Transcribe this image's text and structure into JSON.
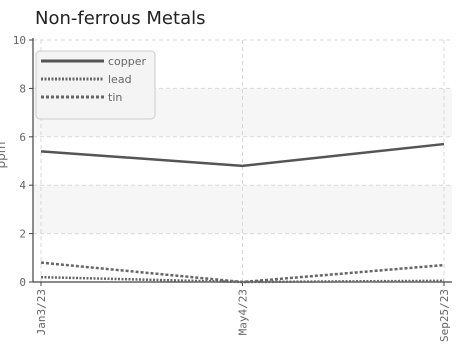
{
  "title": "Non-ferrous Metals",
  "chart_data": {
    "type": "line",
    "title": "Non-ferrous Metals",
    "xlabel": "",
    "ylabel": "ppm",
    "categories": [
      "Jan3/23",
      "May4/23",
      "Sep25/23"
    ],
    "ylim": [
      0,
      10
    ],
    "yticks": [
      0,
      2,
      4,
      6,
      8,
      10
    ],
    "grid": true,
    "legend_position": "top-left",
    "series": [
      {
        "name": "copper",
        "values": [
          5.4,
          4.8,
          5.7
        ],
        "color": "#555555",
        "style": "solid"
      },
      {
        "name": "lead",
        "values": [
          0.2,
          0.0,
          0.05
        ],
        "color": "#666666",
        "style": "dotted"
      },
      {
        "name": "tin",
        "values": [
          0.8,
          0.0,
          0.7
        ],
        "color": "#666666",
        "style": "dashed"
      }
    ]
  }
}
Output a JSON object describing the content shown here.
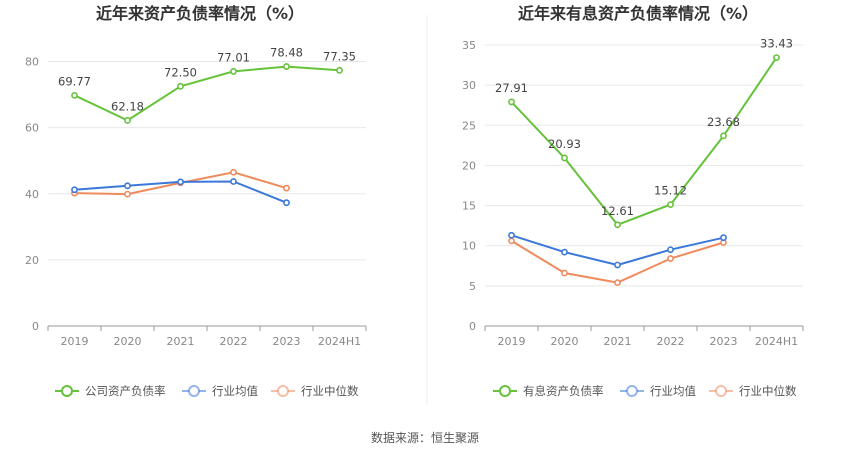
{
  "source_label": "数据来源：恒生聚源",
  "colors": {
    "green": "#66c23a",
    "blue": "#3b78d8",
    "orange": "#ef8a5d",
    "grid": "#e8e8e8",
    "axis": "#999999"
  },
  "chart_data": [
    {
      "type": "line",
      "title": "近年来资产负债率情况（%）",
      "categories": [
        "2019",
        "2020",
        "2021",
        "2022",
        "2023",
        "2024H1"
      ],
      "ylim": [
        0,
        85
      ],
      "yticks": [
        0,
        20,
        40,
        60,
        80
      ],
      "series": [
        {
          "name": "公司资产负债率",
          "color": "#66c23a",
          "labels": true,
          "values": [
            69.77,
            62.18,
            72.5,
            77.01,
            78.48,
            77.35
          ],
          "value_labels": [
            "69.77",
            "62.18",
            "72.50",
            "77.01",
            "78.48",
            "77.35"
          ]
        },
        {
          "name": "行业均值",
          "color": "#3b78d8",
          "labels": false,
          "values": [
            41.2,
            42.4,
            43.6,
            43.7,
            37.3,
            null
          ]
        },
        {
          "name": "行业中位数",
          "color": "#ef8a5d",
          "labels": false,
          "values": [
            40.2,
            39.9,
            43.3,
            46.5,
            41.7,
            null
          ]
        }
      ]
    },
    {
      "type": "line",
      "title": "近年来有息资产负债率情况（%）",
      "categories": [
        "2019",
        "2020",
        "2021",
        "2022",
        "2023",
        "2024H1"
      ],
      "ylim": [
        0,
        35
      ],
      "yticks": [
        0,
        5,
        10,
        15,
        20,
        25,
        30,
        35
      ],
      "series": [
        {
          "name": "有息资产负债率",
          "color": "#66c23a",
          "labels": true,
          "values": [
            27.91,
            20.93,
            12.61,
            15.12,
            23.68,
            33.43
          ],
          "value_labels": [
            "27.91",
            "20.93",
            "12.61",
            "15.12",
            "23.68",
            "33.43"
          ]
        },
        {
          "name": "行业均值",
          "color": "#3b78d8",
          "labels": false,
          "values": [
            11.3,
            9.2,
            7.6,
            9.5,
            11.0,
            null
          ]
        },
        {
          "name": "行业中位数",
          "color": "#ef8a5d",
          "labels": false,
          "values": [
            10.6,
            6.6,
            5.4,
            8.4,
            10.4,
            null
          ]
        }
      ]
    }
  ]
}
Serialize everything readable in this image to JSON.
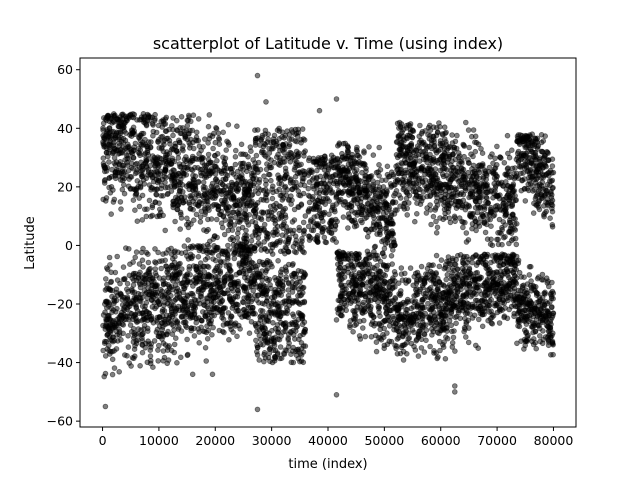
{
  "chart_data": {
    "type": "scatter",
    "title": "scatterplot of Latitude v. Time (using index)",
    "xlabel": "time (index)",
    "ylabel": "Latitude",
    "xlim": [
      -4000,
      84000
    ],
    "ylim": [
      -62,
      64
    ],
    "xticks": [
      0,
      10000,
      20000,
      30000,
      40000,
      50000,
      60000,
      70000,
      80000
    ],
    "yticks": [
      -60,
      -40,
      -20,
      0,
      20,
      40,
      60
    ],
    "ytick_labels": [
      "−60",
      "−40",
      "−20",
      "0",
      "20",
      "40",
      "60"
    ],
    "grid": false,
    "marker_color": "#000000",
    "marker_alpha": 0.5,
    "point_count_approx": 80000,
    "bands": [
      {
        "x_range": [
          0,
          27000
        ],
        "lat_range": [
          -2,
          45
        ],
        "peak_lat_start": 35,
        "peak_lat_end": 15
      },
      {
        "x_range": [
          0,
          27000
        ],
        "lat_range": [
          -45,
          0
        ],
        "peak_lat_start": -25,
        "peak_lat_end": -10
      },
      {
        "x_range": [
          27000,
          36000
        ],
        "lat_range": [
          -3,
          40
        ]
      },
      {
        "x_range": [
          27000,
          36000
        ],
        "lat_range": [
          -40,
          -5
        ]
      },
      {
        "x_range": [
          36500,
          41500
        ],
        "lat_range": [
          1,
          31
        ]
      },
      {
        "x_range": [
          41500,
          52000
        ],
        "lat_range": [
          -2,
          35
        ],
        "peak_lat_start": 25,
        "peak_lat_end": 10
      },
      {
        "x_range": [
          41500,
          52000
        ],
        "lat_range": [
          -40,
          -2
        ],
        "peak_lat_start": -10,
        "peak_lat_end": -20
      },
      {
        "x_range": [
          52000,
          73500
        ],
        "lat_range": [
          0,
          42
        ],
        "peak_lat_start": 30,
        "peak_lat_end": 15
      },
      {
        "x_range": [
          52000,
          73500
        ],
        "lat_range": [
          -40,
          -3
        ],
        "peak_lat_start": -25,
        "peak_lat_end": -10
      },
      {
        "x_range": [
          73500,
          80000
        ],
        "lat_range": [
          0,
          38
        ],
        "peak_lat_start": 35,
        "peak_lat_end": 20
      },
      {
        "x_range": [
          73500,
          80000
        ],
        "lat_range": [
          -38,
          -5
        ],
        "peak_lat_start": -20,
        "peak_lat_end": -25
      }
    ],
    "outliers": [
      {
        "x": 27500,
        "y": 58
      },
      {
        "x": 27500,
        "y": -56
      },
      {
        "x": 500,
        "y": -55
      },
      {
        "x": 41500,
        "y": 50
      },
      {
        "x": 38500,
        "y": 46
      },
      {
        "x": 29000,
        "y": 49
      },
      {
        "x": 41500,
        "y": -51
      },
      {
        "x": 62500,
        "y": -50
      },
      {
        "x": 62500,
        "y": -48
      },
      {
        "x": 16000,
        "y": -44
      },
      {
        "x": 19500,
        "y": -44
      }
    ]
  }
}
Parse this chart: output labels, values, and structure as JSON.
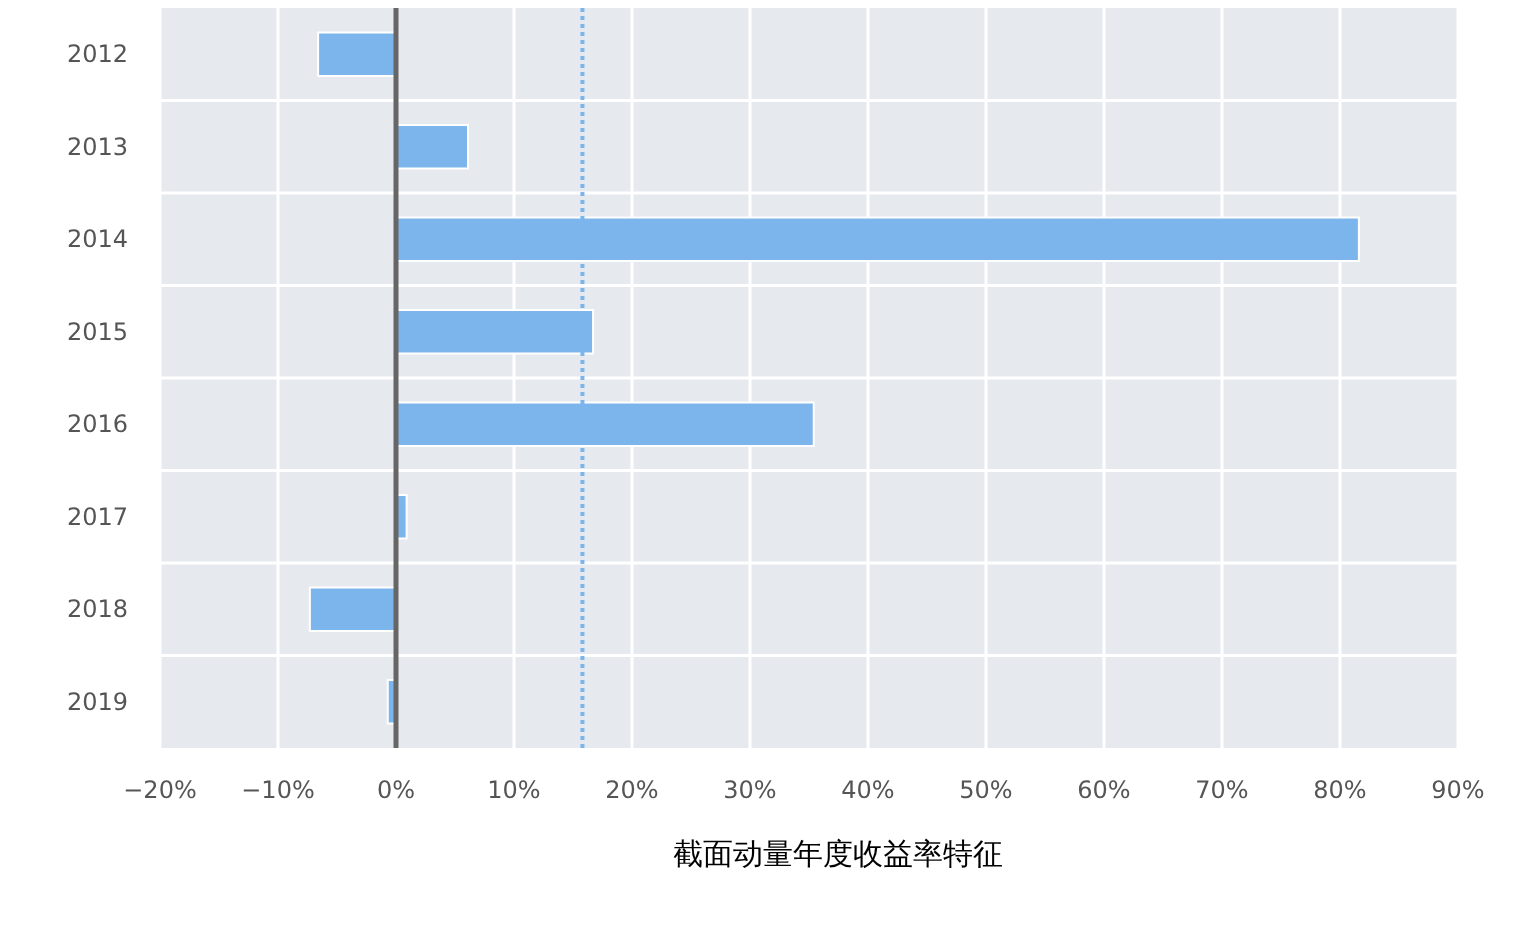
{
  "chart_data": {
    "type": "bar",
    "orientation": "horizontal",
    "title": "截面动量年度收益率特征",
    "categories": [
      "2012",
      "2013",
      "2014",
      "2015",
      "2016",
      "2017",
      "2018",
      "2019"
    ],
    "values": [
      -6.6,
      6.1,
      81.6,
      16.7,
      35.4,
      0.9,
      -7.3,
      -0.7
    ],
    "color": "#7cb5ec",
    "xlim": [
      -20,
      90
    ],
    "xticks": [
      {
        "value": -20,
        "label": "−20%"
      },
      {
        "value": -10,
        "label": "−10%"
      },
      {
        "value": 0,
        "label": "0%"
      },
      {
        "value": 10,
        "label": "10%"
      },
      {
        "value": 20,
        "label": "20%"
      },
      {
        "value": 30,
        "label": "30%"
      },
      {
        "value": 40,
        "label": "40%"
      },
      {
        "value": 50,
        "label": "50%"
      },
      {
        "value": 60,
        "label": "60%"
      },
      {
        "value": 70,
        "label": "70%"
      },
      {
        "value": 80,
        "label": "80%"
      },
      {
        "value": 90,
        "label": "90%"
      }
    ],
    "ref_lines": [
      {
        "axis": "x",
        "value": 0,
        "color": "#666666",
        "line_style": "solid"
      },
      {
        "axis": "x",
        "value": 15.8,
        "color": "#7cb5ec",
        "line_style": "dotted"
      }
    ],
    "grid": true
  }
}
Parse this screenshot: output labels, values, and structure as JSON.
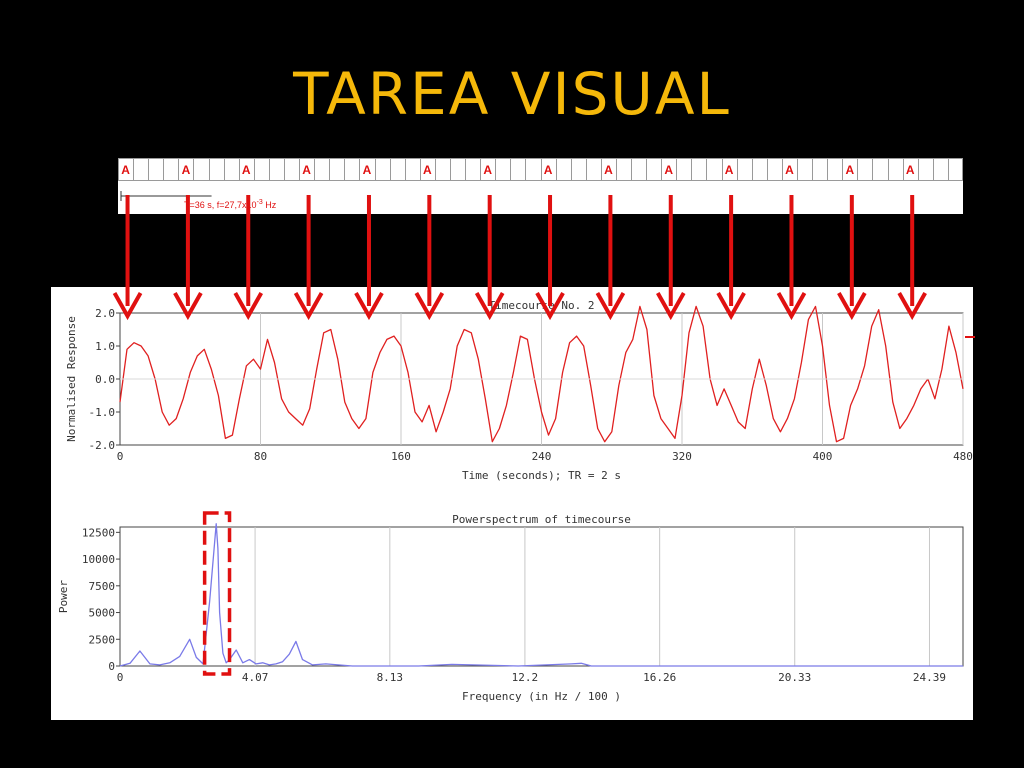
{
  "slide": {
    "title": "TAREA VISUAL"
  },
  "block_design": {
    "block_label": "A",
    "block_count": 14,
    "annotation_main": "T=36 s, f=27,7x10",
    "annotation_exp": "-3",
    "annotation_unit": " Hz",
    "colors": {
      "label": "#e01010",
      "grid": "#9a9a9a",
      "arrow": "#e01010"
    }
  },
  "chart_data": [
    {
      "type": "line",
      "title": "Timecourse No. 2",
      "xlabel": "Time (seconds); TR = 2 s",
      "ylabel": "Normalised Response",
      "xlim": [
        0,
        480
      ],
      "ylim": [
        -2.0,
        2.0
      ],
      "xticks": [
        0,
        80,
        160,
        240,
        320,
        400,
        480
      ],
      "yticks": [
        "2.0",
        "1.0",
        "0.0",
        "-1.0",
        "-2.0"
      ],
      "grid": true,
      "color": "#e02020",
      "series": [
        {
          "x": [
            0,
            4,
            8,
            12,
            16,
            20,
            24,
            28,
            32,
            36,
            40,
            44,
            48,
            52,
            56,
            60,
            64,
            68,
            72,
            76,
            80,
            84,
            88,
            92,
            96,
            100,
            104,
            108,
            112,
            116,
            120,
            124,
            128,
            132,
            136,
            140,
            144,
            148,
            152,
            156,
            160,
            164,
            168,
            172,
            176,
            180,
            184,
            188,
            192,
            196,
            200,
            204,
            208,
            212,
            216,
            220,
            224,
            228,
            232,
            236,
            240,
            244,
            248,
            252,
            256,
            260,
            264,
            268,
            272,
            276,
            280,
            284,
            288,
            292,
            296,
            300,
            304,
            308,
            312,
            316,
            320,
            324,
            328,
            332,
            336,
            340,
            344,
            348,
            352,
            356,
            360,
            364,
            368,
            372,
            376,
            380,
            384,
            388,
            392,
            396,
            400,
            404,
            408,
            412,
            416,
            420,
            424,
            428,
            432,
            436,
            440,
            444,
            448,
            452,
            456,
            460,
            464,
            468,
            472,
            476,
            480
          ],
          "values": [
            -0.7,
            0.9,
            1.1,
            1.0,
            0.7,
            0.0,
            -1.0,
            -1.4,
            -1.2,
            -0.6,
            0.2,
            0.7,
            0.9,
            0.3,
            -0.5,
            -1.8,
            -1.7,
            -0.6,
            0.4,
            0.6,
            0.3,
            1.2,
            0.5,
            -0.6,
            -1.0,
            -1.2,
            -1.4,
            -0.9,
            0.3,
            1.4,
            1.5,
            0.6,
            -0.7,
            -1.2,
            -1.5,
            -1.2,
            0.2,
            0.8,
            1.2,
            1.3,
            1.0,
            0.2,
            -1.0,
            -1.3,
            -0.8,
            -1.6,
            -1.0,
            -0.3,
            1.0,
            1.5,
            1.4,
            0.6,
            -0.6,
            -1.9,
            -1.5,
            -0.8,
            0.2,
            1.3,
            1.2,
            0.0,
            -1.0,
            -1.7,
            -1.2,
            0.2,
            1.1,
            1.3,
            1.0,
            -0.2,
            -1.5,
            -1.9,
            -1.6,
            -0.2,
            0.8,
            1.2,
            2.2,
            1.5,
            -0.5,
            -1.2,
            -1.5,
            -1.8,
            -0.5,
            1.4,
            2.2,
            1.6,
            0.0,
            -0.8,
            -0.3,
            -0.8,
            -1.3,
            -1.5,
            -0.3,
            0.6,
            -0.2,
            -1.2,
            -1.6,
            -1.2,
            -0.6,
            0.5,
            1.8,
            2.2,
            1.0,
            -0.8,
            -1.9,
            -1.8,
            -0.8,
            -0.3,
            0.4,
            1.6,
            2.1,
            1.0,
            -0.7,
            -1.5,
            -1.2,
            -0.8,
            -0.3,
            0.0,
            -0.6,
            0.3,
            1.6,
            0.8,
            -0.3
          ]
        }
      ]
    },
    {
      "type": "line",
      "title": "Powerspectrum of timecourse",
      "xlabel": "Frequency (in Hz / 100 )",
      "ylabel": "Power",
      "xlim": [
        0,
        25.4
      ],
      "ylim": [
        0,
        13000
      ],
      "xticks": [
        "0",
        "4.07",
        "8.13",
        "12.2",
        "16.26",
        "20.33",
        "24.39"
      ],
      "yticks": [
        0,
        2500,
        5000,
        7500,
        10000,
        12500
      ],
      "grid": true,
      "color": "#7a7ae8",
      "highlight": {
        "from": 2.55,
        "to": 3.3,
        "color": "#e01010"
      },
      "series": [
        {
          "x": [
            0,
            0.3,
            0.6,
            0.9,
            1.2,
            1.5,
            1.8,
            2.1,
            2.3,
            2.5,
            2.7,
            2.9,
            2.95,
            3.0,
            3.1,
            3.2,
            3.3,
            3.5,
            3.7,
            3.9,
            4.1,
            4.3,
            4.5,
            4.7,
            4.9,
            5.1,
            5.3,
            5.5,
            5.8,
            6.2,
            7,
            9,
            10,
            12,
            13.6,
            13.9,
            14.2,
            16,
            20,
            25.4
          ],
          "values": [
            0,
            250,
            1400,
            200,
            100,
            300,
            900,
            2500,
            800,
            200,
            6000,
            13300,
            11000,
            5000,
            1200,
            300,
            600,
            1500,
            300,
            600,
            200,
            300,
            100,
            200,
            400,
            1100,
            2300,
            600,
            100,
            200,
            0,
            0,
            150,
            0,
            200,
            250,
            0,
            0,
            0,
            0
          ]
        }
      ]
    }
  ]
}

• **What you will do**: Look above for every line with the word "grid" and copy it.

• **Response**:
    "grid": true,
    "grid": "#e8e8e8",
    "grid": false,
    "grid": true
      "grid": "#9a9a9a",
      "grid": true,
      "grid": true,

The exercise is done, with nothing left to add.